- _Set exercise_
From the entries below, copy every line where the string "color" appears.

- _Data shown_
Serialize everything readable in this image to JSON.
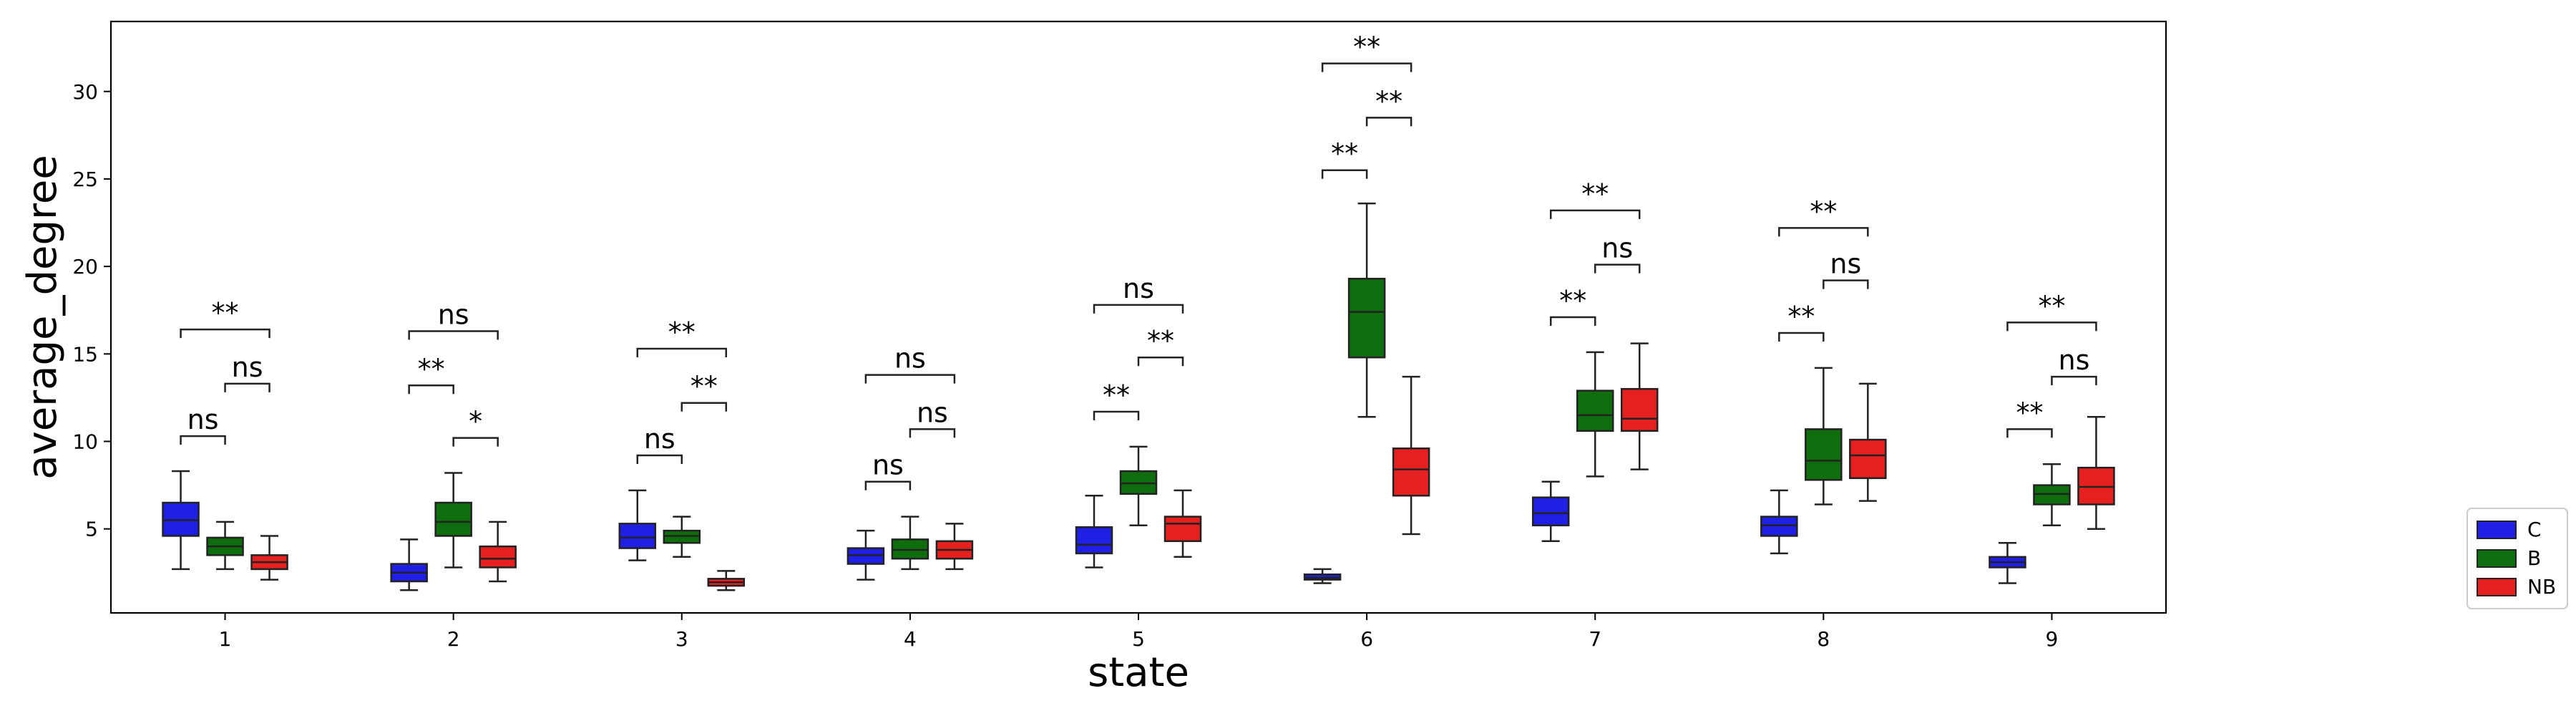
{
  "chart_data": {
    "type": "boxplot",
    "title": "",
    "xlabel": "state",
    "ylabel": "average_degree",
    "ylim": [
      0.2,
      34
    ],
    "yticks": [
      5,
      10,
      15,
      20,
      25,
      30
    ],
    "categories": [
      "1",
      "2",
      "3",
      "4",
      "5",
      "6",
      "7",
      "8",
      "9"
    ],
    "legend_position": "lower-right-outside",
    "series": [
      {
        "name": "C",
        "color": "#1f1fe6",
        "boxes": [
          {
            "whislo": 2.7,
            "q1": 4.6,
            "med": 5.5,
            "q3": 6.5,
            "whishi": 8.3
          },
          {
            "whislo": 1.5,
            "q1": 2.0,
            "med": 2.5,
            "q3": 3.0,
            "whishi": 4.4
          },
          {
            "whislo": 3.2,
            "q1": 3.9,
            "med": 4.5,
            "q3": 5.3,
            "whishi": 7.2
          },
          {
            "whislo": 2.1,
            "q1": 3.0,
            "med": 3.5,
            "q3": 3.9,
            "whishi": 4.9
          },
          {
            "whislo": 2.8,
            "q1": 3.6,
            "med": 4.1,
            "q3": 5.1,
            "whishi": 6.9
          },
          {
            "whislo": 1.9,
            "q1": 2.1,
            "med": 2.2,
            "q3": 2.4,
            "whishi": 2.7
          },
          {
            "whislo": 4.3,
            "q1": 5.2,
            "med": 5.9,
            "q3": 6.8,
            "whishi": 7.7
          },
          {
            "whislo": 3.6,
            "q1": 4.6,
            "med": 5.2,
            "q3": 5.7,
            "whishi": 7.2
          },
          {
            "whislo": 1.9,
            "q1": 2.8,
            "med": 3.1,
            "q3": 3.4,
            "whishi": 4.2
          }
        ]
      },
      {
        "name": "B",
        "color": "#0e6e0e",
        "boxes": [
          {
            "whislo": 2.7,
            "q1": 3.5,
            "med": 4.0,
            "q3": 4.5,
            "whishi": 5.4
          },
          {
            "whislo": 2.8,
            "q1": 4.6,
            "med": 5.4,
            "q3": 6.5,
            "whishi": 8.2
          },
          {
            "whislo": 3.4,
            "q1": 4.2,
            "med": 4.6,
            "q3": 4.9,
            "whishi": 5.7
          },
          {
            "whislo": 2.7,
            "q1": 3.3,
            "med": 3.8,
            "q3": 4.4,
            "whishi": 5.7
          },
          {
            "whislo": 5.2,
            "q1": 7.0,
            "med": 7.6,
            "q3": 8.3,
            "whishi": 9.7
          },
          {
            "whislo": 11.4,
            "q1": 14.8,
            "med": 17.4,
            "q3": 19.3,
            "whishi": 23.6
          },
          {
            "whislo": 8.0,
            "q1": 10.6,
            "med": 11.5,
            "q3": 12.9,
            "whishi": 15.1
          },
          {
            "whislo": 6.4,
            "q1": 7.8,
            "med": 8.9,
            "q3": 10.7,
            "whishi": 14.2
          },
          {
            "whislo": 5.2,
            "q1": 6.4,
            "med": 7.0,
            "q3": 7.5,
            "whishi": 8.7
          }
        ]
      },
      {
        "name": "NB",
        "color": "#e61f1f",
        "boxes": [
          {
            "whislo": 2.1,
            "q1": 2.7,
            "med": 3.1,
            "q3": 3.5,
            "whishi": 4.6
          },
          {
            "whislo": 2.0,
            "q1": 2.8,
            "med": 3.3,
            "q3": 4.0,
            "whishi": 5.4
          },
          {
            "whislo": 1.5,
            "q1": 1.75,
            "med": 1.95,
            "q3": 2.15,
            "whishi": 2.6
          },
          {
            "whislo": 2.7,
            "q1": 3.3,
            "med": 3.8,
            "q3": 4.3,
            "whishi": 5.3
          },
          {
            "whislo": 3.4,
            "q1": 4.3,
            "med": 5.3,
            "q3": 5.7,
            "whishi": 7.2
          },
          {
            "whislo": 4.7,
            "q1": 6.9,
            "med": 8.4,
            "q3": 9.6,
            "whishi": 13.7
          },
          {
            "whislo": 8.4,
            "q1": 10.6,
            "med": 11.3,
            "q3": 13.0,
            "whishi": 15.6
          },
          {
            "whislo": 6.6,
            "q1": 7.9,
            "med": 9.2,
            "q3": 10.1,
            "whishi": 13.3
          },
          {
            "whislo": 5.0,
            "q1": 6.4,
            "med": 7.4,
            "q3": 8.5,
            "whishi": 11.4
          }
        ]
      }
    ],
    "annotations": [
      {
        "category": "1",
        "from": "C",
        "to": "B",
        "y": 10.3,
        "label": "ns"
      },
      {
        "category": "1",
        "from": "B",
        "to": "NB",
        "y": 13.3,
        "label": "ns"
      },
      {
        "category": "1",
        "from": "C",
        "to": "NB",
        "y": 16.4,
        "label": "**"
      },
      {
        "category": "2",
        "from": "C",
        "to": "B",
        "y": 13.2,
        "label": "**"
      },
      {
        "category": "2",
        "from": "B",
        "to": "NB",
        "y": 10.2,
        "label": "*"
      },
      {
        "category": "2",
        "from": "C",
        "to": "NB",
        "y": 16.3,
        "label": "ns"
      },
      {
        "category": "3",
        "from": "C",
        "to": "B",
        "y": 9.2,
        "label": "ns"
      },
      {
        "category": "3",
        "from": "B",
        "to": "NB",
        "y": 12.2,
        "label": "**"
      },
      {
        "category": "3",
        "from": "C",
        "to": "NB",
        "y": 15.3,
        "label": "**"
      },
      {
        "category": "4",
        "from": "C",
        "to": "B",
        "y": 7.7,
        "label": "ns"
      },
      {
        "category": "4",
        "from": "B",
        "to": "NB",
        "y": 10.7,
        "label": "ns"
      },
      {
        "category": "4",
        "from": "C",
        "to": "NB",
        "y": 13.8,
        "label": "ns"
      },
      {
        "category": "5",
        "from": "C",
        "to": "B",
        "y": 11.7,
        "label": "**"
      },
      {
        "category": "5",
        "from": "B",
        "to": "NB",
        "y": 14.8,
        "label": "**"
      },
      {
        "category": "5",
        "from": "C",
        "to": "NB",
        "y": 17.8,
        "label": "ns"
      },
      {
        "category": "6",
        "from": "C",
        "to": "B",
        "y": 25.5,
        "label": "**"
      },
      {
        "category": "6",
        "from": "B",
        "to": "NB",
        "y": 28.5,
        "label": "**"
      },
      {
        "category": "6",
        "from": "C",
        "to": "NB",
        "y": 31.6,
        "label": "**"
      },
      {
        "category": "7",
        "from": "C",
        "to": "B",
        "y": 17.1,
        "label": "**"
      },
      {
        "category": "7",
        "from": "B",
        "to": "NB",
        "y": 20.1,
        "label": "ns"
      },
      {
        "category": "7",
        "from": "C",
        "to": "NB",
        "y": 23.2,
        "label": "**"
      },
      {
        "category": "8",
        "from": "C",
        "to": "B",
        "y": 16.2,
        "label": "**"
      },
      {
        "category": "8",
        "from": "B",
        "to": "NB",
        "y": 19.2,
        "label": "ns"
      },
      {
        "category": "8",
        "from": "C",
        "to": "NB",
        "y": 22.2,
        "label": "**"
      },
      {
        "category": "9",
        "from": "C",
        "to": "B",
        "y": 10.7,
        "label": "**"
      },
      {
        "category": "9",
        "from": "B",
        "to": "NB",
        "y": 13.7,
        "label": "ns"
      },
      {
        "category": "9",
        "from": "C",
        "to": "NB",
        "y": 16.8,
        "label": "**"
      }
    ]
  }
}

- _Finished answer_
        "color": "#1f1fe6",
        "color": "#0e6e0e",
        "color": "#e61f1f",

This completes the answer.